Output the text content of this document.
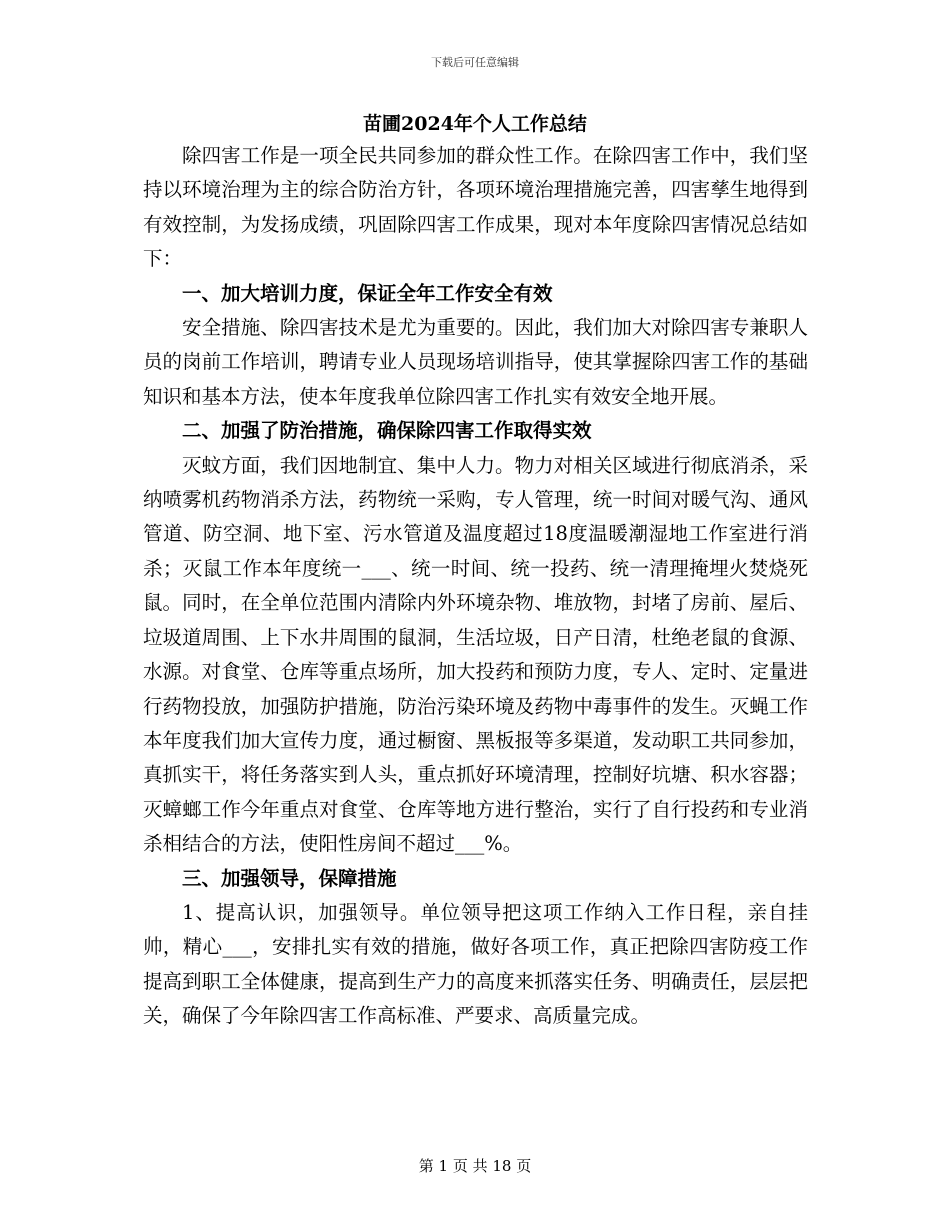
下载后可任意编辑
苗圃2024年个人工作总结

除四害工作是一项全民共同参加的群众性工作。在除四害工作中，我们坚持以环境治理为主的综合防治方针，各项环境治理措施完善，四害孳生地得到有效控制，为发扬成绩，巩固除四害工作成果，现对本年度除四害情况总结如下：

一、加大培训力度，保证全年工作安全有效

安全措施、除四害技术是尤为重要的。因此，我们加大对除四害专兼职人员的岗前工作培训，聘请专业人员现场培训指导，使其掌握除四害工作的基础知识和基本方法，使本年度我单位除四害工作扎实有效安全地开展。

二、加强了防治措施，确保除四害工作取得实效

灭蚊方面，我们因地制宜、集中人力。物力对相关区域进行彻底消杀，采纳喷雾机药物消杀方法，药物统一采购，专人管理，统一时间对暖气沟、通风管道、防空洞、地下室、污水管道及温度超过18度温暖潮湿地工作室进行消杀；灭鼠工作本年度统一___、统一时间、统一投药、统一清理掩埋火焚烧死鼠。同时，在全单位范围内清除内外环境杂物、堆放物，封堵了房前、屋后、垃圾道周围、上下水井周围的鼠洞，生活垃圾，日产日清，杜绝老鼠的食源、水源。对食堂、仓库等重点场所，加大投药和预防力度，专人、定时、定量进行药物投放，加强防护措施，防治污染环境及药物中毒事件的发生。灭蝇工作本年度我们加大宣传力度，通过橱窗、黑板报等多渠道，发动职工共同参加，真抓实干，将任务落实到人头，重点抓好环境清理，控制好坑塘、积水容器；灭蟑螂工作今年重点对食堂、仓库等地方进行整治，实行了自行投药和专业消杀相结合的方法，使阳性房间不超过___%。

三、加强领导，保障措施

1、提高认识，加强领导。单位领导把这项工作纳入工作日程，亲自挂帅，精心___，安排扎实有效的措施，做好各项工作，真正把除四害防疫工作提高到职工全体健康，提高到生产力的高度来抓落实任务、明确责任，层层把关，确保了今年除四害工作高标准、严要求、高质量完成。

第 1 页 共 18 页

====================

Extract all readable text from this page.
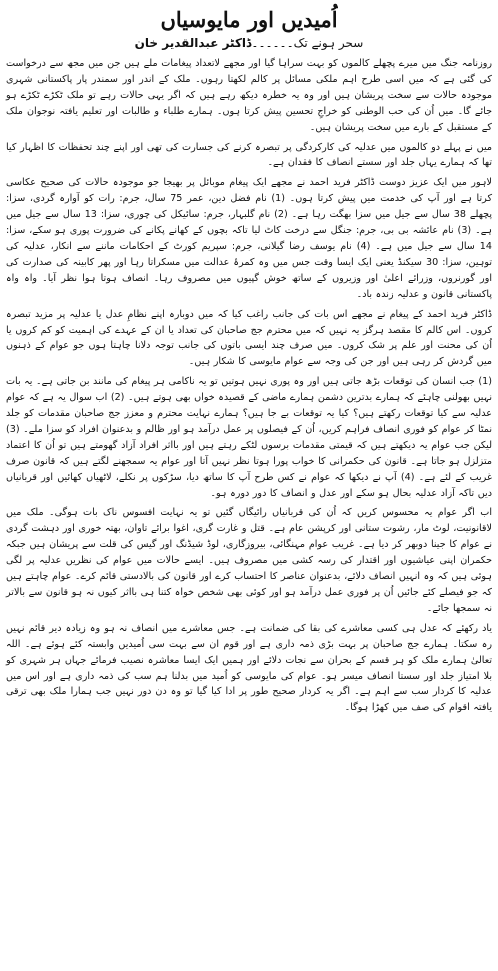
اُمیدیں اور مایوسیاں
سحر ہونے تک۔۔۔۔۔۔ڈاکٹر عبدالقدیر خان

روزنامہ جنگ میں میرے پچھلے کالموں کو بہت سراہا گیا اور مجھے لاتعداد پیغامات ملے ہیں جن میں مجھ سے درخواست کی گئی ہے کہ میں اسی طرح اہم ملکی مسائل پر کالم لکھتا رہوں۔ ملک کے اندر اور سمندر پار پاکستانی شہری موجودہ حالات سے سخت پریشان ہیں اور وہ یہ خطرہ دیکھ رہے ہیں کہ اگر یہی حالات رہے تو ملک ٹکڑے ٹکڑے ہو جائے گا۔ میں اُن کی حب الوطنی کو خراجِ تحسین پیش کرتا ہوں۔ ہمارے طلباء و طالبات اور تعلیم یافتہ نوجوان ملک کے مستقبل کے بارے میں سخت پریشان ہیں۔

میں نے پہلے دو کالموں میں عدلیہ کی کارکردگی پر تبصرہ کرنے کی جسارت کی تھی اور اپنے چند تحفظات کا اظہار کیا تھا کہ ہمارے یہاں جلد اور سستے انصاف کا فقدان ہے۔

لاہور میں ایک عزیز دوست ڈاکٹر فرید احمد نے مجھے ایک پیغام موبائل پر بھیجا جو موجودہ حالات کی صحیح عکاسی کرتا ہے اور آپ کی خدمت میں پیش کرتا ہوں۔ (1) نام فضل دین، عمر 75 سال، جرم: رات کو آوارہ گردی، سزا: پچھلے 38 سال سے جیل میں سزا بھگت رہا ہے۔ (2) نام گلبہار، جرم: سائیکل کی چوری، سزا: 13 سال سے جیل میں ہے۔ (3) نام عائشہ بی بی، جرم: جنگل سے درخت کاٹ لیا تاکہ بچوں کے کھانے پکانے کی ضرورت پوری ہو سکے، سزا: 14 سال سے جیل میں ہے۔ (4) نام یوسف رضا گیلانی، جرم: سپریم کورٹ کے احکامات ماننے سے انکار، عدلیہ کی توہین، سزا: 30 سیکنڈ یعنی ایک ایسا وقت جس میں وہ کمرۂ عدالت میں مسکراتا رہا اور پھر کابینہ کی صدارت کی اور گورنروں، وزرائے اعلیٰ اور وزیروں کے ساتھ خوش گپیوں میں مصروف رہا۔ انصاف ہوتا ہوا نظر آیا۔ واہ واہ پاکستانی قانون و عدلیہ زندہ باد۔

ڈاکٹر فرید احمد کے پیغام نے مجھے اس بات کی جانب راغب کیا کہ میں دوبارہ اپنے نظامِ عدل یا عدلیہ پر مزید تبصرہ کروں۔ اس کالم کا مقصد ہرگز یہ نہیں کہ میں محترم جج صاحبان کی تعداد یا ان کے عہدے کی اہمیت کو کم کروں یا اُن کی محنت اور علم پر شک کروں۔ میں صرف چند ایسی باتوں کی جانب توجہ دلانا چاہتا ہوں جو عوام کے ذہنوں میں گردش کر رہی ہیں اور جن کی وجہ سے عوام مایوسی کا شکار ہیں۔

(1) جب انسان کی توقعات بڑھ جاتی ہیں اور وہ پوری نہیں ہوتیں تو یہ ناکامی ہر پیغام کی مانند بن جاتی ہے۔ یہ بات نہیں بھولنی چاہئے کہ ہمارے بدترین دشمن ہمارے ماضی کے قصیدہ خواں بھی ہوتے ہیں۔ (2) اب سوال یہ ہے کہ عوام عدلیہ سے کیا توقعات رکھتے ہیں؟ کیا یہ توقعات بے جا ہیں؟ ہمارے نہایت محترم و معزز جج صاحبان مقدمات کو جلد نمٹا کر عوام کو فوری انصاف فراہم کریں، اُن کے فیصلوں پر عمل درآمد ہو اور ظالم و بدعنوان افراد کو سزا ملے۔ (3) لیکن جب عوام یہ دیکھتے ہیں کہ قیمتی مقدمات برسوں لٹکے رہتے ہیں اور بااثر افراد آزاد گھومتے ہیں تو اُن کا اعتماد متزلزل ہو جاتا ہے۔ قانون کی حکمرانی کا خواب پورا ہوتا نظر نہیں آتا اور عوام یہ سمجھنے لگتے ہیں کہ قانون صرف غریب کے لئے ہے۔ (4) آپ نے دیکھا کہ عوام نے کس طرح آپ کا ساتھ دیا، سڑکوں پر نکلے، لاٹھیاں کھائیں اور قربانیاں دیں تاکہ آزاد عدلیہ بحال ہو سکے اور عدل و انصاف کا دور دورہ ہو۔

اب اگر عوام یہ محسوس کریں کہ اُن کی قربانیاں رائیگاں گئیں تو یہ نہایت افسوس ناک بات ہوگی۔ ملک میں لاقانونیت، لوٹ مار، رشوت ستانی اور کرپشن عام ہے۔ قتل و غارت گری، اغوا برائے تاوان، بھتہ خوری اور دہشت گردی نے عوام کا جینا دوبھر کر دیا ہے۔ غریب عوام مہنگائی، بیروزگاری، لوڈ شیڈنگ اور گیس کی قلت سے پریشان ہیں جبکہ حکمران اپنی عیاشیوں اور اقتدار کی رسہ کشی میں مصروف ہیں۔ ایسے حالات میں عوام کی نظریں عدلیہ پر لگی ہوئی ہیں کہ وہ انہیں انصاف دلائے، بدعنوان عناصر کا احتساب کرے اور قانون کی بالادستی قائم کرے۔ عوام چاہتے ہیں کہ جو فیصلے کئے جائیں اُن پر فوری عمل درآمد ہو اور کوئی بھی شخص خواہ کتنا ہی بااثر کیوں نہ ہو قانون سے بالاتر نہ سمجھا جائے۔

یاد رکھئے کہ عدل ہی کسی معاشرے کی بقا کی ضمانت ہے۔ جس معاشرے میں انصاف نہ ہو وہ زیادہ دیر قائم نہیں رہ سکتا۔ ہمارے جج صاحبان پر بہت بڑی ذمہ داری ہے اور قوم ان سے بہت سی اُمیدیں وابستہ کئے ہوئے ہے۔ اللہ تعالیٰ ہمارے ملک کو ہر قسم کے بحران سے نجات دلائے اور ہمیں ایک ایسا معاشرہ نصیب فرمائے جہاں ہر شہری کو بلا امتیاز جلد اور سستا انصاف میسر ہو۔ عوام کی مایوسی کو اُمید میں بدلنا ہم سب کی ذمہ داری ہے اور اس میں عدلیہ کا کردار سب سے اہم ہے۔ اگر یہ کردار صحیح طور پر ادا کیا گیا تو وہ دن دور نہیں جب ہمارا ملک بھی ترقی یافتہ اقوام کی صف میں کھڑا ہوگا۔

====================

**WHAT IS NEEDED**
Return all lines with the word "this" in them.

**THE OUTPUT**
Output the text content of this document.
Extract all readable text from this page.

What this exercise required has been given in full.